Problem to solve:
Records follow. Copy every line with "formulario".

Dataset content:
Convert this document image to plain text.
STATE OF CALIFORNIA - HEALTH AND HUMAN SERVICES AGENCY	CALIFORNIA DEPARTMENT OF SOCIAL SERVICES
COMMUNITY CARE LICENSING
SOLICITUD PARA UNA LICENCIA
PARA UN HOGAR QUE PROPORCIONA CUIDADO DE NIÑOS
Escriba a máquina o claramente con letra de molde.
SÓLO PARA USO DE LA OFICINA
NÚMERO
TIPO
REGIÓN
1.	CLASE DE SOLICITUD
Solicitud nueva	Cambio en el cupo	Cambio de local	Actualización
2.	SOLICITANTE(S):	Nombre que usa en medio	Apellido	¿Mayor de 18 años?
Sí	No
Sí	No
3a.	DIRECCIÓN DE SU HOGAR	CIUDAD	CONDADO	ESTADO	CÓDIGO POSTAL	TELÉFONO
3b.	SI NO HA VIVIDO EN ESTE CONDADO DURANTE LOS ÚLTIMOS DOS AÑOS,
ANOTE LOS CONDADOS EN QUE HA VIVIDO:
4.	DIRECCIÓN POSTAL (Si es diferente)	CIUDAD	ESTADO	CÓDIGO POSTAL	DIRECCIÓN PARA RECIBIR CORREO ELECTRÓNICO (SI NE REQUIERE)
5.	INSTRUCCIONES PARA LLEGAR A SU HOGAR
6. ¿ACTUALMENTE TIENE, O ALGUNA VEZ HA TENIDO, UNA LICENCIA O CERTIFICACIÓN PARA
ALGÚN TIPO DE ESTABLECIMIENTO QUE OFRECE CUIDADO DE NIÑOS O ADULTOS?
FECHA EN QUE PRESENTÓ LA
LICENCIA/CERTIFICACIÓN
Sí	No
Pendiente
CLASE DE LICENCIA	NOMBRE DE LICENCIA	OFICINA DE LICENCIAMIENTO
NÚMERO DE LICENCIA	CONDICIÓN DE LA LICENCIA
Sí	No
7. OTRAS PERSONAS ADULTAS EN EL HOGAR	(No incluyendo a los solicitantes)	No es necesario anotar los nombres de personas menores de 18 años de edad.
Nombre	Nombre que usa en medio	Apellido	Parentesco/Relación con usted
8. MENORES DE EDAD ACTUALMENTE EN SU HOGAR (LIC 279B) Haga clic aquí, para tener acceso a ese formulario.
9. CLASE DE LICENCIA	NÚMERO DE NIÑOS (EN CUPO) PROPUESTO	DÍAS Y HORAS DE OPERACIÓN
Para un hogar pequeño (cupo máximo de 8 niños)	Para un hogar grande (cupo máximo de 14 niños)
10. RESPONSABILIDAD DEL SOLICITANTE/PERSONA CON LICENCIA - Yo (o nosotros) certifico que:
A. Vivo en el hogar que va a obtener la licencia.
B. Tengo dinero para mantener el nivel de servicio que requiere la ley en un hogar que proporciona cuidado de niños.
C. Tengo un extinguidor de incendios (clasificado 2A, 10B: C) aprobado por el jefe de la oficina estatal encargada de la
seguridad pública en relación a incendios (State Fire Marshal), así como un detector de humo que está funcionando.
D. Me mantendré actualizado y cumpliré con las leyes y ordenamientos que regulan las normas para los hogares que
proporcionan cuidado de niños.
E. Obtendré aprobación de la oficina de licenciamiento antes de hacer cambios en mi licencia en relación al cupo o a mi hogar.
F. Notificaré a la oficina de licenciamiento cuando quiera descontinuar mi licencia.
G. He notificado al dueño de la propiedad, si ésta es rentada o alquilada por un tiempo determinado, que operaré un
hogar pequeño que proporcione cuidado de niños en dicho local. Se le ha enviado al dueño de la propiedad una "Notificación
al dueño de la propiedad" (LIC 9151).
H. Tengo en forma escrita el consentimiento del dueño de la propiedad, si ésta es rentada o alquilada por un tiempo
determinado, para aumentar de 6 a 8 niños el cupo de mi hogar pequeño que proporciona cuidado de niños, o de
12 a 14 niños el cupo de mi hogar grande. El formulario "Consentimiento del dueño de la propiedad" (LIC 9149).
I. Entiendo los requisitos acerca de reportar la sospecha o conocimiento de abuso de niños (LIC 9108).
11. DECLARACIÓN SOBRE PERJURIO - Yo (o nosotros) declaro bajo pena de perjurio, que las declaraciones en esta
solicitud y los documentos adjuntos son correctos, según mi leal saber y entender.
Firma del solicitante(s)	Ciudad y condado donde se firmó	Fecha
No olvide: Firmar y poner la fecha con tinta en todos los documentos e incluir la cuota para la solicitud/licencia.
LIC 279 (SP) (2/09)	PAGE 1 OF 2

Reply to the task:
8. MENORES DE EDAD ACTUALMENTE EN SU HOGAR (LIC 279B) Haga clic aquí, para tener acceso a ese formulario.
12 a 14 niños el cupo de mi hogar grande. El formulario "Consentimiento del dueño de la propiedad" (LIC 9149).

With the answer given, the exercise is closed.